Data entries
• • • • •
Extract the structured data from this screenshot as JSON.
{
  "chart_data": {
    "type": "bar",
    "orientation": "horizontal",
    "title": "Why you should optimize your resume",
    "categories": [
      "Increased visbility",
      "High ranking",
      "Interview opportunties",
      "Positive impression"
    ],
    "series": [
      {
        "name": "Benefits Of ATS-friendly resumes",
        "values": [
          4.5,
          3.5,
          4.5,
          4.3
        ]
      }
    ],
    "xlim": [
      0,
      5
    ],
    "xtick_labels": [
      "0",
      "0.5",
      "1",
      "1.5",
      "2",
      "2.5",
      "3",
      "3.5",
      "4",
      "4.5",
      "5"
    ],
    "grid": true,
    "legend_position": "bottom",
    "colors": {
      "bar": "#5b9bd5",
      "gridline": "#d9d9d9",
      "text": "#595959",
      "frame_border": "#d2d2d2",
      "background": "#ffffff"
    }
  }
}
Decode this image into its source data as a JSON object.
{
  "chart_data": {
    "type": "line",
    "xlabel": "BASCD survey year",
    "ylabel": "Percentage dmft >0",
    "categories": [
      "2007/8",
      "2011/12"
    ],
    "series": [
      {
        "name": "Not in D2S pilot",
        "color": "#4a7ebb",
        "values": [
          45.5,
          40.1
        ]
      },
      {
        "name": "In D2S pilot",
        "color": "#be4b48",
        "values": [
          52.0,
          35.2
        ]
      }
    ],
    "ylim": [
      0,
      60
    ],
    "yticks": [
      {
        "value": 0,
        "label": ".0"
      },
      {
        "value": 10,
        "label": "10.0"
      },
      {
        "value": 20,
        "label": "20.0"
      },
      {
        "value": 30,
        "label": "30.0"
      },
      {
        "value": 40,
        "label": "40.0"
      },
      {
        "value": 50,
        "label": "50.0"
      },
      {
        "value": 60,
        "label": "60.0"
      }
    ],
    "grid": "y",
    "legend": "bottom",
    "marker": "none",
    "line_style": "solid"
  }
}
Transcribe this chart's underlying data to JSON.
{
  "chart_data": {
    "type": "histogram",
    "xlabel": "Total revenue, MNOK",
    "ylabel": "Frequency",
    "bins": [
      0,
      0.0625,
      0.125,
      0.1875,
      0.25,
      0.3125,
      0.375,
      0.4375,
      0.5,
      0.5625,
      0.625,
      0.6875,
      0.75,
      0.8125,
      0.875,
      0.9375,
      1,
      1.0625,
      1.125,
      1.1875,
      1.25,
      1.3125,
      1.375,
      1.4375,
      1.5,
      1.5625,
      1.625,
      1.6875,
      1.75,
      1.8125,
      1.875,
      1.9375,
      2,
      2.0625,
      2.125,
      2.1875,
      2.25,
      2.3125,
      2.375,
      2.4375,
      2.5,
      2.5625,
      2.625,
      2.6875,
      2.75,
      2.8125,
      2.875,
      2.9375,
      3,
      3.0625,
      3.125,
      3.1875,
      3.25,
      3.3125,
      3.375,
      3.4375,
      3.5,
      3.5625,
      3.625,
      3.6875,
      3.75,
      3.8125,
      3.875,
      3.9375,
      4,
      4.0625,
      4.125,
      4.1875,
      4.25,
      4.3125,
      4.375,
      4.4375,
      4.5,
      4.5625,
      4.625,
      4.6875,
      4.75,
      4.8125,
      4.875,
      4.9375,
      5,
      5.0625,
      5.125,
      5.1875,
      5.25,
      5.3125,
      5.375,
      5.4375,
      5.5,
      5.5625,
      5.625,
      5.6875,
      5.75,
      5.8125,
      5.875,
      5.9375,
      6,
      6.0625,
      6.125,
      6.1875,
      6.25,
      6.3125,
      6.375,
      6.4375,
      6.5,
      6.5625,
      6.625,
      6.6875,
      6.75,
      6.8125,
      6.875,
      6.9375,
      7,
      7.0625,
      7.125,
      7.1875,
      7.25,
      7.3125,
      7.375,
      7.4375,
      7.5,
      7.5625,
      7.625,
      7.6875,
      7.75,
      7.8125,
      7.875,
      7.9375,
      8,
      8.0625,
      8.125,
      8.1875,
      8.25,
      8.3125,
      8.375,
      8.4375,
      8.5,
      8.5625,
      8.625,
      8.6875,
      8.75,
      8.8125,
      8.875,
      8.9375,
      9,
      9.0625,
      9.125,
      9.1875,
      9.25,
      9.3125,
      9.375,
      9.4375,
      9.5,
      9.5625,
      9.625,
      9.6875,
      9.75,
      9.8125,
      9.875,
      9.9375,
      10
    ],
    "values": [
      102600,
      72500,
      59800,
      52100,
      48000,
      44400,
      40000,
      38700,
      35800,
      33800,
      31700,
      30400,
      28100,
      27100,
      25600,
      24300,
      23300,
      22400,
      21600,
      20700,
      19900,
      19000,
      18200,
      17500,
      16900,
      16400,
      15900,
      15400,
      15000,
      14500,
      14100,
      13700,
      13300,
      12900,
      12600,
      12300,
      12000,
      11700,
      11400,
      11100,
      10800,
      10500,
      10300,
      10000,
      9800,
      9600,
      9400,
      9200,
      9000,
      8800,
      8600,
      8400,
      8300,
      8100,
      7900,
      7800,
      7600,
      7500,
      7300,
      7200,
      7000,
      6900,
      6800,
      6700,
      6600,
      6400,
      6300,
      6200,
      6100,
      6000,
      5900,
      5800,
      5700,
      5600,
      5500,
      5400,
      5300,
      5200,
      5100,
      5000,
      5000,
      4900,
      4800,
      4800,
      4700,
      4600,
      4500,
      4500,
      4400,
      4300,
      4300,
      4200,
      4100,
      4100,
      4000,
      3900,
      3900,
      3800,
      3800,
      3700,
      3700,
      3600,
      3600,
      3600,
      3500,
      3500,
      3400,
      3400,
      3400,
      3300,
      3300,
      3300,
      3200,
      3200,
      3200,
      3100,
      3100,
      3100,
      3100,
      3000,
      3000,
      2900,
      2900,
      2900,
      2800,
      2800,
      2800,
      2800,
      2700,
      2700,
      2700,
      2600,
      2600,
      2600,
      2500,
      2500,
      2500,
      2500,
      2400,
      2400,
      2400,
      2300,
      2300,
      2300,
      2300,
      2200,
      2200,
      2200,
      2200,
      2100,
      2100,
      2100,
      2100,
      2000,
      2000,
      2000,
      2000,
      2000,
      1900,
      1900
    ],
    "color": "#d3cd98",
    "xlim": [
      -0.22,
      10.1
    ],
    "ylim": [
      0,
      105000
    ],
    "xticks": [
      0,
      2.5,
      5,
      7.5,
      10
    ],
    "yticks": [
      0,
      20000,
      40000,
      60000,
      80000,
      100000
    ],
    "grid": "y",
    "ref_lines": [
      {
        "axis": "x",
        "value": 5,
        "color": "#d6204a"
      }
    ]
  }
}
• • • • •
AIM: Set out the complete listing exactly as shown.

ANSWER TO THE PROBLEM:
Extract the structured data from this screenshot as JSON.
{
  "chart_data": {
    "type": "bar",
    "orientation": "horizontal",
    "title": "Why you should optimize your resume",
    "categories": [
      "Increased visbility",
      "High ranking",
      "Interview opportunties",
      "Positive impression"
    ],
    "series": [
      {
        "name": "Benefits Of ATS-friendly resumes",
        "values": [
          4.5,
          3.5,
          4.5,
          4.3
        ]
      }
    ],
    "xlim": [
      0,
      5
    ],
    "xtick_labels": [
      "0",
      "0.5",
      "1",
      "1.5",
      "2",
      "2.5",
      "3",
      "3.5",
      "4",
      "4.5",
      "5"
    ],
    "grid": true,
    "legend_position": "bottom",
    "colors": {
      "bar": "#5b9bd5",
      "gridline": "#d9d9d9",
      "text": "#595959",
      "frame_border": "#d2d2d2",
      "background": "#ffffff"
    }
  }
}
Decode this image into its source data as a JSON object.
{
  "chart_data": {
    "type": "line",
    "xlabel": "BASCD survey year",
    "ylabel": "Percentage dmft >0",
    "categories": [
      "2007/8",
      "2011/12"
    ],
    "series": [
      {
        "name": "Not in D2S pilot",
        "color": "#4a7ebb",
        "values": [
          45.5,
          40.1
        ]
      },
      {
        "name": "In D2S pilot",
        "color": "#be4b48",
        "values": [
          52.0,
          35.2
        ]
      }
    ],
    "ylim": [
      0,
      60
    ],
    "yticks": [
      {
        "value": 0,
        "label": ".0"
      },
      {
        "value": 10,
        "label": "10.0"
      },
      {
        "value": 20,
        "label": "20.0"
      },
      {
        "value": 30,
        "label": "30.0"
      },
      {
        "value": 40,
        "label": "40.0"
      },
      {
        "value": 50,
        "label": "50.0"
      },
      {
        "value": 60,
        "label": "60.0"
      }
    ],
    "grid": "y",
    "legend": "bottom",
    "marker": "none",
    "line_style": "solid"
  }
}
Transcribe this chart's underlying data to JSON.
{
  "chart_data": {
    "type": "histogram",
    "xlabel": "Total revenue, MNOK",
    "ylabel": "Frequency",
    "bins": [
      0,
      0.0625,
      0.125,
      0.1875,
      0.25,
      0.3125,
      0.375,
      0.4375,
      0.5,
      0.5625,
      0.625,
      0.6875,
      0.75,
      0.8125,
      0.875,
      0.9375,
      1,
      1.0625,
      1.125,
      1.1875,
      1.25,
      1.3125,
      1.375,
      1.4375,
      1.5,
      1.5625,
      1.625,
      1.6875,
      1.75,
      1.8125,
      1.875,
      1.9375,
      2,
      2.0625,
      2.125,
      2.1875,
      2.25,
      2.3125,
      2.375,
      2.4375,
      2.5,
      2.5625,
      2.625,
      2.6875,
      2.75,
      2.8125,
      2.875,
      2.9375,
      3,
      3.0625,
      3.125,
      3.1875,
      3.25,
      3.3125,
      3.375,
      3.4375,
      3.5,
      3.5625,
      3.625,
      3.6875,
      3.75,
      3.8125,
      3.875,
      3.9375,
      4,
      4.0625,
      4.125,
      4.1875,
      4.25,
      4.3125,
      4.375,
      4.4375,
      4.5,
      4.5625,
      4.625,
      4.6875,
      4.75,
      4.8125,
      4.875,
      4.9375,
      5,
      5.0625,
      5.125,
      5.1875,
      5.25,
      5.3125,
      5.375,
      5.4375,
      5.5,
      5.5625,
      5.625,
      5.6875,
      5.75,
      5.8125,
      5.875,
      5.9375,
      6,
      6.0625,
      6.125,
      6.1875,
      6.25,
      6.3125,
      6.375,
      6.4375,
      6.5,
      6.5625,
      6.625,
      6.6875,
      6.75,
      6.8125,
      6.875,
      6.9375,
      7,
      7.0625,
      7.125,
      7.1875,
      7.25,
      7.3125,
      7.375,
      7.4375,
      7.5,
      7.5625,
      7.625,
      7.6875,
      7.75,
      7.8125,
      7.875,
      7.9375,
      8,
      8.0625,
      8.125,
      8.1875,
      8.25,
      8.3125,
      8.375,
      8.4375,
      8.5,
      8.5625,
      8.625,
      8.6875,
      8.75,
      8.8125,
      8.875,
      8.9375,
      9,
      9.0625,
      9.125,
      9.1875,
      9.25,
      9.3125,
      9.375,
      9.4375,
      9.5,
      9.5625,
      9.625,
      9.6875,
      9.75,
      9.8125,
      9.875,
      9.9375,
      10
    ],
    "values": [
      102600,
      72500,
      59800,
      52100,
      48000,
      44400,
      40000,
      38700,
      35800,
      33800,
      31700,
      30400,
      28100,
      27100,
      25600,
      24300,
      23300,
      22400,
      21600,
      20700,
      19900,
      19000,
      18200,
      17500,
      16900,
      16400,
      15900,
      15400,
      15000,
      14500,
      14100,
      13700,
      13300,
      12900,
      12600,
      12300,
      12000,
      11700,
      11400,
      11100,
      10800,
      10500,
      10300,
      10000,
      9800,
      9600,
      9400,
      9200,
      9000,
      8800,
      8600,
      8400,
      8300,
      8100,
      7900,
      7800,
      7600,
      7500,
      7300,
      7200,
      7000,
      6900,
      6800,
      6700,
      6600,
      6400,
      6300,
      6200,
      6100,
      6000,
      5900,
      5800,
      5700,
      5600,
      5500,
      5400,
      5300,
      5200,
      5100,
      5000,
      5000,
      4900,
      4800,
      4800,
      4700,
      4600,
      4500,
      4500,
      4400,
      4300,
      4300,
      4200,
      4100,
      4100,
      4000,
      3900,
      3900,
      3800,
      3800,
      3700,
      3700,
      3600,
      3600,
      3600,
      3500,
      3500,
      3400,
      3400,
      3400,
      3300,
      3300,
      3300,
      3200,
      3200,
      3200,
      3100,
      3100,
      3100,
      3100,
      3000,
      3000,
      2900,
      2900,
      2900,
      2800,
      2800,
      2800,
      2800,
      2700,
      2700,
      2700,
      2600,
      2600,
      2600,
      2500,
      2500,
      2500,
      2500,
      2400,
      2400,
      2400,
      2300,
      2300,
      2300,
      2300,
      2200,
      2200,
      2200,
      2200,
      2100,
      2100,
      2100,
      2100,
      2000,
      2000,
      2000,
      2000,
      2000,
      1900,
      1900
    ],
    "color": "#d3cd98",
    "xlim": [
      -0.22,
      10.1
    ],
    "ylim": [
      0,
      105000
    ],
    "xticks": [
      0,
      2.5,
      5,
      7.5,
      10
    ],
    "yticks": [
      0,
      20000,
      40000,
      60000,
      80000,
      100000
    ],
    "grid": "y",
    "ref_lines": [
      {
        "axis": "x",
        "value": 5,
        "color": "#d6204a"
      }
    ]
  }
}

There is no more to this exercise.